-- The request --
Your answer should be one number: how many lines of the records hold the string "日销vs".

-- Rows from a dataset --
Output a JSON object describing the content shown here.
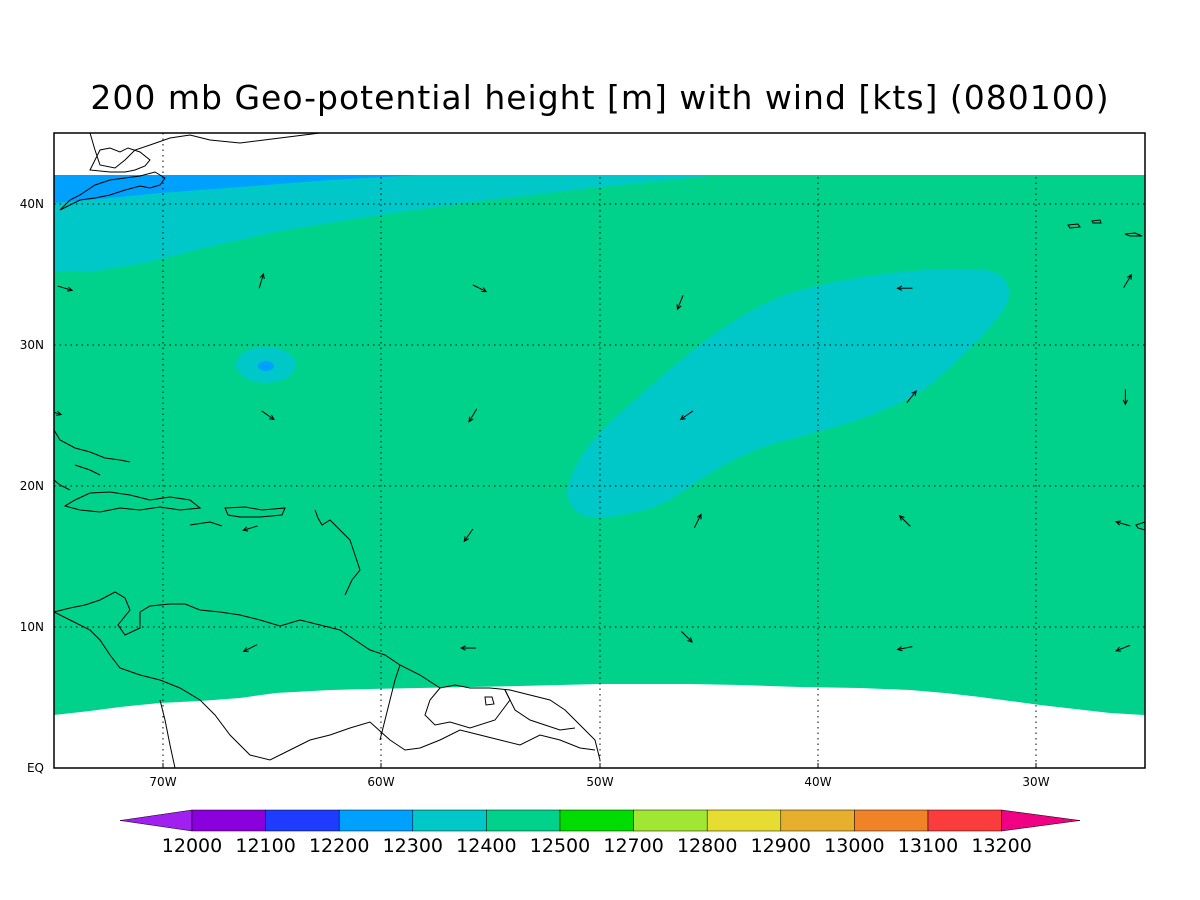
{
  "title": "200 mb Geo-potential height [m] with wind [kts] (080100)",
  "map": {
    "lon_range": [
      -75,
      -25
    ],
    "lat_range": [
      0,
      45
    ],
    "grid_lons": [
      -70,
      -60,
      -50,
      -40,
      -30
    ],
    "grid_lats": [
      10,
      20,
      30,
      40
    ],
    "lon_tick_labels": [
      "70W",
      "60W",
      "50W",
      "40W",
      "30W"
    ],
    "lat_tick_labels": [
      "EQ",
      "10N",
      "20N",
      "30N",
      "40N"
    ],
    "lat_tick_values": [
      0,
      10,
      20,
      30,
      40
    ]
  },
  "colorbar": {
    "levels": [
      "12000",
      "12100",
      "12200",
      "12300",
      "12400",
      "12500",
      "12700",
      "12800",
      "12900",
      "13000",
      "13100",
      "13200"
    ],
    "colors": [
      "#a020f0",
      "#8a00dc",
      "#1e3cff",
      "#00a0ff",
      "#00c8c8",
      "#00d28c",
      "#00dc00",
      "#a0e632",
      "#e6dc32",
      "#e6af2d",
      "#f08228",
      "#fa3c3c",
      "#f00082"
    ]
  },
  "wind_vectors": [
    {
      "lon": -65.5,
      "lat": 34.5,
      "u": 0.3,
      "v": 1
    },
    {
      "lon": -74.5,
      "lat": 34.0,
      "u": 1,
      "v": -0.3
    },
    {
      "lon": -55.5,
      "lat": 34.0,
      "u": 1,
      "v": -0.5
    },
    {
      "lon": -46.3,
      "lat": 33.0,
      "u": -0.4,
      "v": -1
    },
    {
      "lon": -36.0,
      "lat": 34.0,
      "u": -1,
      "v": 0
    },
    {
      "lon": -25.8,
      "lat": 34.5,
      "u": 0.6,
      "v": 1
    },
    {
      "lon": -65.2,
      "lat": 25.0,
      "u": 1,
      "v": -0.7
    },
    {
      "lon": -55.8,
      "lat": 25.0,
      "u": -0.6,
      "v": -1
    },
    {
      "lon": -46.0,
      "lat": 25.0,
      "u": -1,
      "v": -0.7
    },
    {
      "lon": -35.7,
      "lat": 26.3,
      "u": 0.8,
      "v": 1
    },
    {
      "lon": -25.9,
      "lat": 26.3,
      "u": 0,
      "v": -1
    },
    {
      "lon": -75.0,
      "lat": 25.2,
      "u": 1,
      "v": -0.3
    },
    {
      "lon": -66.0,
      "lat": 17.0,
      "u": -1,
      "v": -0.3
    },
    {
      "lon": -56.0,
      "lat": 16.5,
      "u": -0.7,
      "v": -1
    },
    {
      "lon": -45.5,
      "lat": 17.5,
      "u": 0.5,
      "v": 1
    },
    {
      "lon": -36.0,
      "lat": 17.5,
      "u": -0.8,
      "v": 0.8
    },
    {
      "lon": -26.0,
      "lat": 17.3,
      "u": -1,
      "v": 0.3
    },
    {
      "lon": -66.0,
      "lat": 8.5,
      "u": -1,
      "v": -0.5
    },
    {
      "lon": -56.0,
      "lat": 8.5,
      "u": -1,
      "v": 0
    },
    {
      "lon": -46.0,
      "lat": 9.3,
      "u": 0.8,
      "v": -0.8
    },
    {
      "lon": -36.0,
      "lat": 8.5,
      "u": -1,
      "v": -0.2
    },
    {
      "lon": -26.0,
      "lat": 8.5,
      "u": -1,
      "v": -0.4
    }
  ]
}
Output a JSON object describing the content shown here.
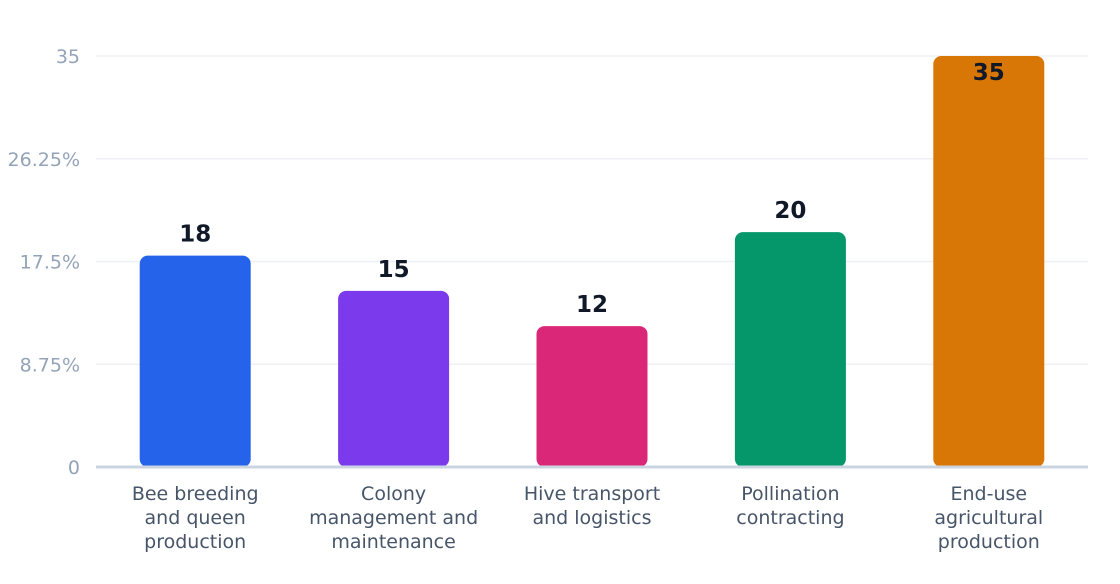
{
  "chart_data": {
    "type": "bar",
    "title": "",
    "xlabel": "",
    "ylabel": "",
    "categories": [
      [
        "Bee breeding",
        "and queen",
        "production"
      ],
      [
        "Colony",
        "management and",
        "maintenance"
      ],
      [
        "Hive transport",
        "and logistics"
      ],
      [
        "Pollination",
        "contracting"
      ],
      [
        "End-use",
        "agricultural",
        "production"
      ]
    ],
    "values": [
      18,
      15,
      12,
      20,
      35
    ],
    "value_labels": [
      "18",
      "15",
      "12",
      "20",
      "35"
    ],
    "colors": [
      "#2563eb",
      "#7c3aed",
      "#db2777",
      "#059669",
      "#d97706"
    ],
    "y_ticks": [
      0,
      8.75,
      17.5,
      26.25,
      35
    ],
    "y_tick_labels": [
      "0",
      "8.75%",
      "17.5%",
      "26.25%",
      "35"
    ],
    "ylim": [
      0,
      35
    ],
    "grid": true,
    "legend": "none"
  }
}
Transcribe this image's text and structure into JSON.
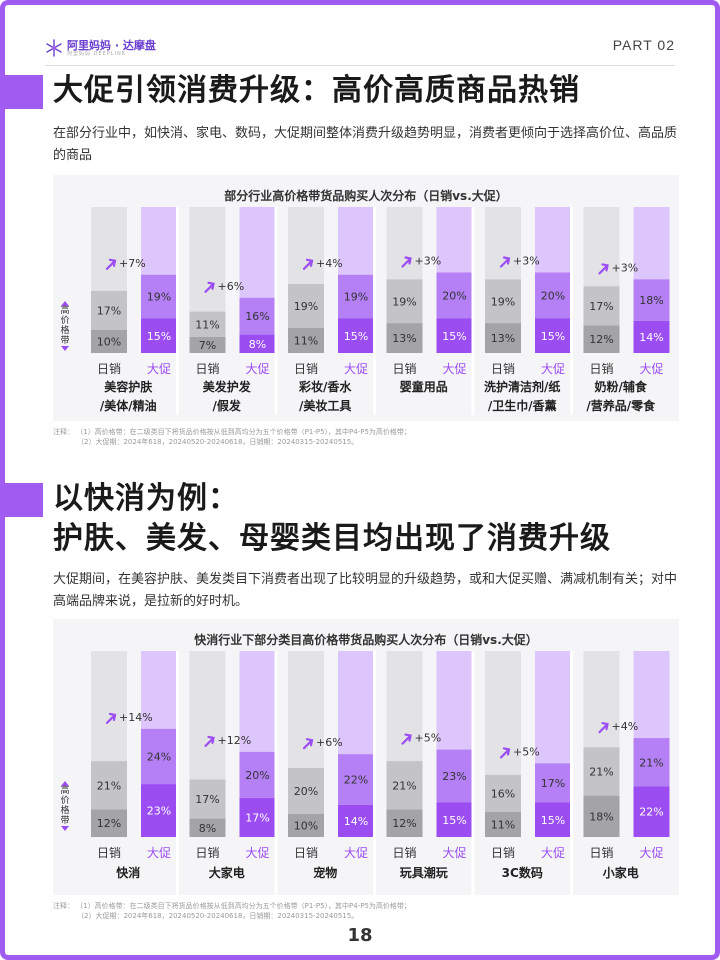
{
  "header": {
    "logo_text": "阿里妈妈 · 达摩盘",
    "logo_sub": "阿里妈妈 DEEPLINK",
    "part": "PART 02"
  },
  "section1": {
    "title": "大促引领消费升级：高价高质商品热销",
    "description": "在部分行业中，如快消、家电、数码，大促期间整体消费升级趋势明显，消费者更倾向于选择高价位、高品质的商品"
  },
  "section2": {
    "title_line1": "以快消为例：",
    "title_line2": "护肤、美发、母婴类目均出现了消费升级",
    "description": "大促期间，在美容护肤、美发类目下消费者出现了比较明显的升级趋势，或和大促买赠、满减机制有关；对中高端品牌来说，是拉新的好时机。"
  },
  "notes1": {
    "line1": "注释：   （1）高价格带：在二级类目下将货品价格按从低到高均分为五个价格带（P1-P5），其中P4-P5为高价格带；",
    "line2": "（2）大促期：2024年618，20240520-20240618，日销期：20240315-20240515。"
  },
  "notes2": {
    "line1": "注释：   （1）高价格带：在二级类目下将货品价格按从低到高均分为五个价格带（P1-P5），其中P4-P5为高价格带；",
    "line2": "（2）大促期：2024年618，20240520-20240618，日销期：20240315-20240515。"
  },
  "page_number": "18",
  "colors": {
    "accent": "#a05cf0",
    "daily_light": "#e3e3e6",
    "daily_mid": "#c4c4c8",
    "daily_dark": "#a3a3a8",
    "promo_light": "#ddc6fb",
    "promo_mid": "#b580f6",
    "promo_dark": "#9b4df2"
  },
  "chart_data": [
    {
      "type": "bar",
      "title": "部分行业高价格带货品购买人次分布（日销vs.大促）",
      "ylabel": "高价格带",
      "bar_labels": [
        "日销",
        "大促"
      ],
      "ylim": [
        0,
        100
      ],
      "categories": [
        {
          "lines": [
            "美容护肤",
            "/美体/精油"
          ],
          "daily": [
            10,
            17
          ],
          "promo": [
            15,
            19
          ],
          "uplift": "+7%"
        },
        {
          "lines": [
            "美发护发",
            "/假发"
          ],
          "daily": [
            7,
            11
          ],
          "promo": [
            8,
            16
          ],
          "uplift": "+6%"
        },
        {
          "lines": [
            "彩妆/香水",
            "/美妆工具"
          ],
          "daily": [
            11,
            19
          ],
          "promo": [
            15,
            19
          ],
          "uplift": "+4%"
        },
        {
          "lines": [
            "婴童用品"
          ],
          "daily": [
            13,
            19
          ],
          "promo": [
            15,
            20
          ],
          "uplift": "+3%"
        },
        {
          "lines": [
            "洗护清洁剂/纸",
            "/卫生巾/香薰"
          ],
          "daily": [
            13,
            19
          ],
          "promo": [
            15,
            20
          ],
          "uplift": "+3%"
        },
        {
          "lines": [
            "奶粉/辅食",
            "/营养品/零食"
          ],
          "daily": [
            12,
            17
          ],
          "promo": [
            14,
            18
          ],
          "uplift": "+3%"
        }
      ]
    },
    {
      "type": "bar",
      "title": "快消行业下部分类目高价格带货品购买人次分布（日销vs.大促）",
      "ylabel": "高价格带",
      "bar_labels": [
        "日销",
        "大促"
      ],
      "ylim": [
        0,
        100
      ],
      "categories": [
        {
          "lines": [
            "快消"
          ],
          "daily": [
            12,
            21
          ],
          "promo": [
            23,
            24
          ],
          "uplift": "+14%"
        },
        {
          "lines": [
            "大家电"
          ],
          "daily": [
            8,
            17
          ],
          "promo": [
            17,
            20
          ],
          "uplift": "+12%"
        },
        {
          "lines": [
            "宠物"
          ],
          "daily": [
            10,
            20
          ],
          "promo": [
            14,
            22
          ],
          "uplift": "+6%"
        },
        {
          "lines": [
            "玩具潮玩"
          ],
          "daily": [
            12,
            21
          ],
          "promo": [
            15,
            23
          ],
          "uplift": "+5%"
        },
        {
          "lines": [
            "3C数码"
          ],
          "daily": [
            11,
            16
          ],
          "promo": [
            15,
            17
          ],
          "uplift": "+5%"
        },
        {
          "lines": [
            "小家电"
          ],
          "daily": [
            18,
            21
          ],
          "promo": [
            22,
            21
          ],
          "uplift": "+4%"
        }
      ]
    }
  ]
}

-- Result of the exercise --
2